▶ WHAT IS BEING ASKED:
Write all of the entries out again exactly, but not the images.

*** Opening of DATA TO EXAMINE ***

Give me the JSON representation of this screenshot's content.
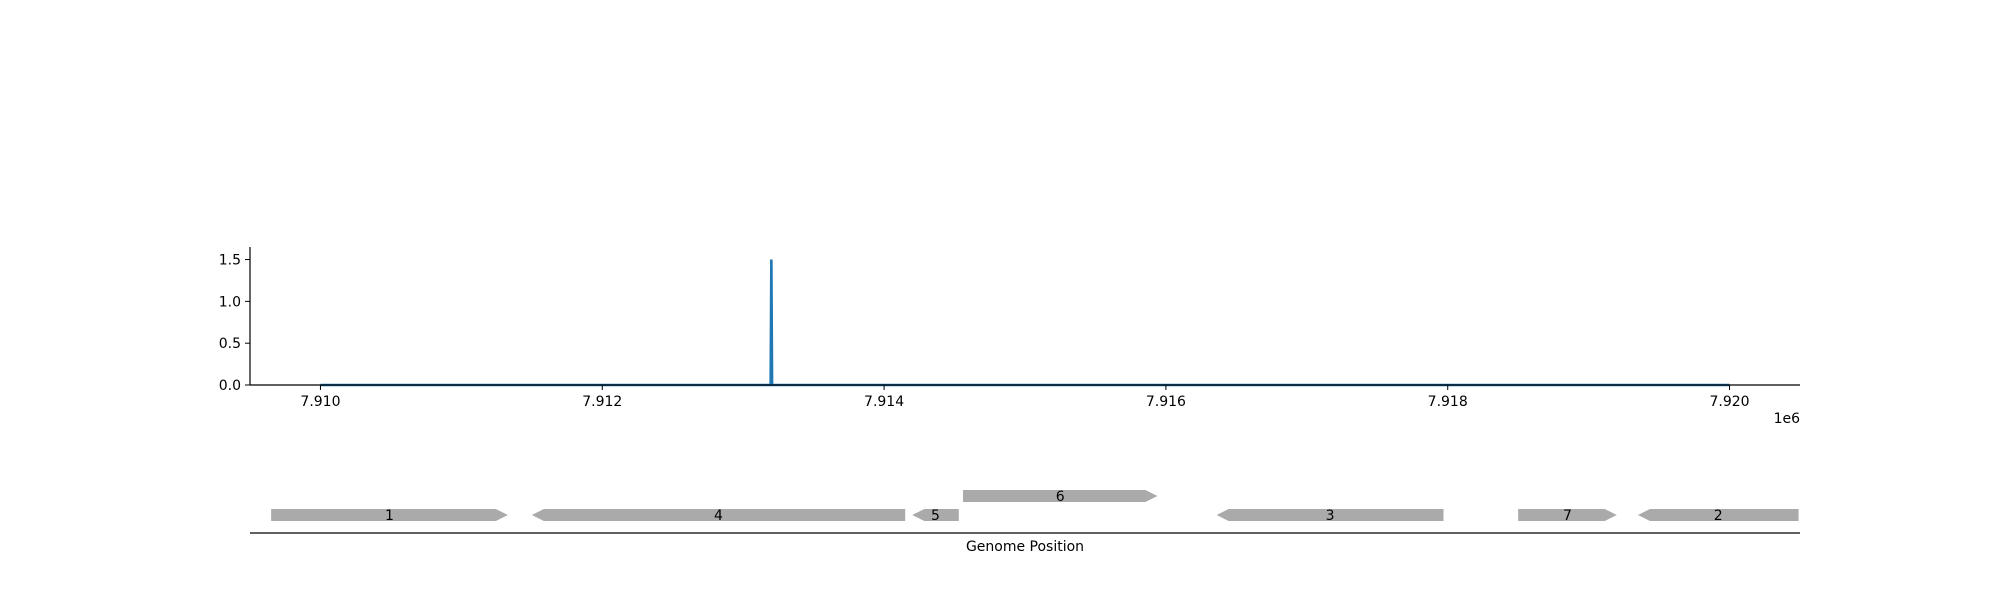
{
  "chart_data": [
    {
      "type": "line",
      "title": "",
      "xlabel": "",
      "ylabel": "",
      "xlim": [
        7909500,
        7920500
      ],
      "ylim": [
        0,
        1.65
      ],
      "x_ticks": [
        7910000,
        7912000,
        7914000,
        7916000,
        7918000,
        7920000
      ],
      "x_tick_labels": [
        "7.910",
        "7.912",
        "7.914",
        "7.916",
        "7.918",
        "7.920"
      ],
      "x_offset_label": "1e6",
      "y_ticks": [
        0.0,
        0.5,
        1.0,
        1.5
      ],
      "y_tick_labels": [
        "0.0",
        "0.5",
        "1.0",
        "1.5"
      ],
      "grid": false,
      "series": [
        {
          "color": "#1f77b4",
          "x": [
            7910000,
            7913195,
            7913200,
            7913205,
            7920000
          ],
          "y": [
            0,
            0,
            1.5,
            0,
            0
          ]
        }
      ]
    },
    {
      "type": "gene_track",
      "xlabel": "Genome Position",
      "xlim": [
        7909500,
        7920500
      ],
      "feature_color": "#aaaaaa",
      "features": [
        {
          "label": "1",
          "start": 7909650,
          "end": 7911330,
          "strand": 1,
          "level": 0
        },
        {
          "label": "4",
          "start": 7911500,
          "end": 7914150,
          "strand": -1,
          "level": 0
        },
        {
          "label": "5",
          "start": 7914200,
          "end": 7914530,
          "strand": -1,
          "level": 0
        },
        {
          "label": "6",
          "start": 7914560,
          "end": 7915940,
          "strand": 1,
          "level": 1
        },
        {
          "label": "3",
          "start": 7916360,
          "end": 7917970,
          "strand": -1,
          "level": 0
        },
        {
          "label": "7",
          "start": 7918500,
          "end": 7919200,
          "strand": 1,
          "level": 0
        },
        {
          "label": "2",
          "start": 7919350,
          "end": 7920490,
          "strand": -1,
          "level": 0
        }
      ]
    }
  ]
}
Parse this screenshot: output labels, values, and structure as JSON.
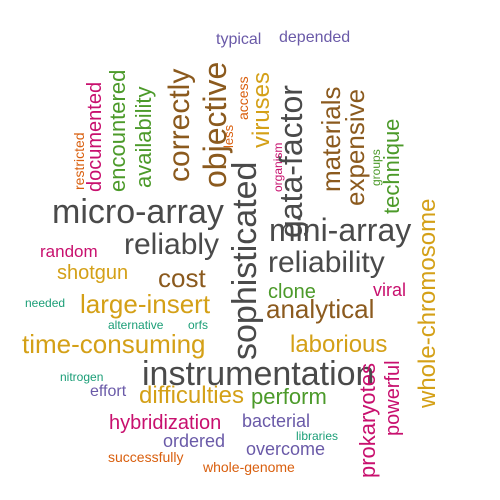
{
  "colors": {
    "gray": "#4a4a4a",
    "brown": "#8b5a1e",
    "gold": "#d4a017",
    "green": "#4c9a2a",
    "magenta": "#c8106e",
    "purple": "#6a5aa8",
    "orange": "#d95f0e",
    "teal": "#1b9e77"
  },
  "words": [
    {
      "text": "typical",
      "color": "#6a5aa8"
    },
    {
      "text": "depended",
      "color": "#6a5aa8"
    },
    {
      "text": "restricted",
      "color": "#d95f0e"
    },
    {
      "text": "documented",
      "color": "#c8106e"
    },
    {
      "text": "encountered",
      "color": "#4c9a2a"
    },
    {
      "text": "availability",
      "color": "#4c9a2a"
    },
    {
      "text": "correctly",
      "color": "#8b5a1e"
    },
    {
      "text": "less",
      "color": "#d95f0e"
    },
    {
      "text": "objective",
      "color": "#8b5a1e"
    },
    {
      "text": "access",
      "color": "#d95f0e"
    },
    {
      "text": "viruses",
      "color": "#d4a017"
    },
    {
      "text": "organism",
      "color": "#c8106e"
    },
    {
      "text": "gata-factor",
      "color": "#4a4a4a"
    },
    {
      "text": "materials",
      "color": "#8b5a1e"
    },
    {
      "text": "expensive",
      "color": "#8b5a1e"
    },
    {
      "text": "groups",
      "color": "#4c9a2a"
    },
    {
      "text": "technique",
      "color": "#4c9a2a"
    },
    {
      "text": "whole-chromosome",
      "color": "#d4a017"
    },
    {
      "text": "micro-array",
      "color": "#4a4a4a"
    },
    {
      "text": "sophisticated",
      "color": "#4a4a4a"
    },
    {
      "text": "mini-array",
      "color": "#4a4a4a"
    },
    {
      "text": "random",
      "color": "#c8106e"
    },
    {
      "text": "reliably",
      "color": "#4a4a4a"
    },
    {
      "text": "reliability",
      "color": "#4a4a4a"
    },
    {
      "text": "shotgun",
      "color": "#d4a017"
    },
    {
      "text": "cost",
      "color": "#8b5a1e"
    },
    {
      "text": "clone",
      "color": "#4c9a2a"
    },
    {
      "text": "viral",
      "color": "#c8106e"
    },
    {
      "text": "needed",
      "color": "#1b9e77"
    },
    {
      "text": "large-insert",
      "color": "#d4a017"
    },
    {
      "text": "analytical",
      "color": "#8b5a1e"
    },
    {
      "text": "alternative",
      "color": "#1b9e77"
    },
    {
      "text": "orfs",
      "color": "#1b9e77"
    },
    {
      "text": "time-consuming",
      "color": "#d4a017"
    },
    {
      "text": "laborious",
      "color": "#d4a017"
    },
    {
      "text": "nitrogen",
      "color": "#1b9e77"
    },
    {
      "text": "instrumentation",
      "color": "#4a4a4a"
    },
    {
      "text": "prokaryotes",
      "color": "#c8106e"
    },
    {
      "text": "powerful",
      "color": "#c8106e"
    },
    {
      "text": "effort",
      "color": "#6a5aa8"
    },
    {
      "text": "difficulties",
      "color": "#d4a017"
    },
    {
      "text": "perform",
      "color": "#4c9a2a"
    },
    {
      "text": "hybridization",
      "color": "#c8106e"
    },
    {
      "text": "bacterial",
      "color": "#6a5aa8"
    },
    {
      "text": "ordered",
      "color": "#6a5aa8"
    },
    {
      "text": "libraries",
      "color": "#1b9e77"
    },
    {
      "text": "overcome",
      "color": "#6a5aa8"
    },
    {
      "text": "successfully",
      "color": "#d95f0e"
    },
    {
      "text": "whole-genome",
      "color": "#d95f0e"
    }
  ]
}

*** Close of DATA TO EXAMINE ***

▶ EXERCISE SOLUTION:
Give me the JSON representation of this screenshot's content.
{
  "chart_data": [
    {
      "type": "line",
      "title": "",
      "xlabel": "",
      "ylabel": "",
      "xlim": [
        7909500,
        7920500
      ],
      "ylim": [
        0,
        1.65
      ],
      "x_ticks": [
        7910000,
        7912000,
        7914000,
        7916000,
        7918000,
        7920000
      ],
      "x_tick_labels": [
        "7.910",
        "7.912",
        "7.914",
        "7.916",
        "7.918",
        "7.920"
      ],
      "x_offset_label": "1e6",
      "y_ticks": [
        0.0,
        0.5,
        1.0,
        1.5
      ],
      "y_tick_labels": [
        "0.0",
        "0.5",
        "1.0",
        "1.5"
      ],
      "grid": false,
      "series": [
        {
          "color": "#1f77b4",
          "x": [
            7910000,
            7913195,
            7913200,
            7913205,
            7920000
          ],
          "y": [
            0,
            0,
            1.5,
            0,
            0
          ]
        }
      ]
    },
    {
      "type": "gene_track",
      "xlabel": "Genome Position",
      "xlim": [
        7909500,
        7920500
      ],
      "feature_color": "#aaaaaa",
      "features": [
        {
          "label": "1",
          "start": 7909650,
          "end": 7911330,
          "strand": 1,
          "level": 0
        },
        {
          "label": "4",
          "start": 7911500,
          "end": 7914150,
          "strand": -1,
          "level": 0
        },
        {
          "label": "5",
          "start": 7914200,
          "end": 7914530,
          "strand": -1,
          "level": 0
        },
        {
          "label": "6",
          "start": 7914560,
          "end": 7915940,
          "strand": 1,
          "level": 1
        },
        {
          "label": "3",
          "start": 7916360,
          "end": 7917970,
          "strand": -1,
          "level": 0
        },
        {
          "label": "7",
          "start": 7918500,
          "end": 7919200,
          "strand": 1,
          "level": 0
        },
        {
          "label": "2",
          "start": 7919350,
          "end": 7920490,
          "strand": -1,
          "level": 0
        }
      ]
    }
  ]
}
Parse this screenshot: output labels, values, and structure as JSON.
{
  "colors": {
    "gray": "#4a4a4a",
    "brown": "#8b5a1e",
    "gold": "#d4a017",
    "green": "#4c9a2a",
    "magenta": "#c8106e",
    "purple": "#6a5aa8",
    "orange": "#d95f0e",
    "teal": "#1b9e77"
  },
  "words": [
    {
      "text": "typical",
      "color": "#6a5aa8"
    },
    {
      "text": "depended",
      "color": "#6a5aa8"
    },
    {
      "text": "restricted",
      "color": "#d95f0e"
    },
    {
      "text": "documented",
      "color": "#c8106e"
    },
    {
      "text": "encountered",
      "color": "#4c9a2a"
    },
    {
      "text": "availability",
      "color": "#4c9a2a"
    },
    {
      "text": "correctly",
      "color": "#8b5a1e"
    },
    {
      "text": "less",
      "color": "#d95f0e"
    },
    {
      "text": "objective",
      "color": "#8b5a1e"
    },
    {
      "text": "access",
      "color": "#d95f0e"
    },
    {
      "text": "viruses",
      "color": "#d4a017"
    },
    {
      "text": "organism",
      "color": "#c8106e"
    },
    {
      "text": "gata-factor",
      "color": "#4a4a4a"
    },
    {
      "text": "materials",
      "color": "#8b5a1e"
    },
    {
      "text": "expensive",
      "color": "#8b5a1e"
    },
    {
      "text": "groups",
      "color": "#4c9a2a"
    },
    {
      "text": "technique",
      "color": "#4c9a2a"
    },
    {
      "text": "whole-chromosome",
      "color": "#d4a017"
    },
    {
      "text": "micro-array",
      "color": "#4a4a4a"
    },
    {
      "text": "sophisticated",
      "color": "#4a4a4a"
    },
    {
      "text": "mini-array",
      "color": "#4a4a4a"
    },
    {
      "text": "random",
      "color": "#c8106e"
    },
    {
      "text": "reliably",
      "color": "#4a4a4a"
    },
    {
      "text": "reliability",
      "color": "#4a4a4a"
    },
    {
      "text": "shotgun",
      "color": "#d4a017"
    },
    {
      "text": "cost",
      "color": "#8b5a1e"
    },
    {
      "text": "clone",
      "color": "#4c9a2a"
    },
    {
      "text": "viral",
      "color": "#c8106e"
    },
    {
      "text": "needed",
      "color": "#1b9e77"
    },
    {
      "text": "large-insert",
      "color": "#d4a017"
    },
    {
      "text": "analytical",
      "color": "#8b5a1e"
    },
    {
      "text": "alternative",
      "color": "#1b9e77"
    },
    {
      "text": "orfs",
      "color": "#1b9e77"
    },
    {
      "text": "time-consuming",
      "color": "#d4a017"
    },
    {
      "text": "laborious",
      "color": "#d4a017"
    },
    {
      "text": "nitrogen",
      "color": "#1b9e77"
    },
    {
      "text": "instrumentation",
      "color": "#4a4a4a"
    },
    {
      "text": "prokaryotes",
      "color": "#c8106e"
    },
    {
      "text": "powerful",
      "color": "#c8106e"
    },
    {
      "text": "effort",
      "color": "#6a5aa8"
    },
    {
      "text": "difficulties",
      "color": "#d4a017"
    },
    {
      "text": "perform",
      "color": "#4c9a2a"
    },
    {
      "text": "hybridization",
      "color": "#c8106e"
    },
    {
      "text": "bacterial",
      "color": "#6a5aa8"
    },
    {
      "text": "ordered",
      "color": "#6a5aa8"
    },
    {
      "text": "libraries",
      "color": "#1b9e77"
    },
    {
      "text": "overcome",
      "color": "#6a5aa8"
    },
    {
      "text": "successfully",
      "color": "#d95f0e"
    },
    {
      "text": "whole-genome",
      "color": "#d95f0e"
    }
  ]
}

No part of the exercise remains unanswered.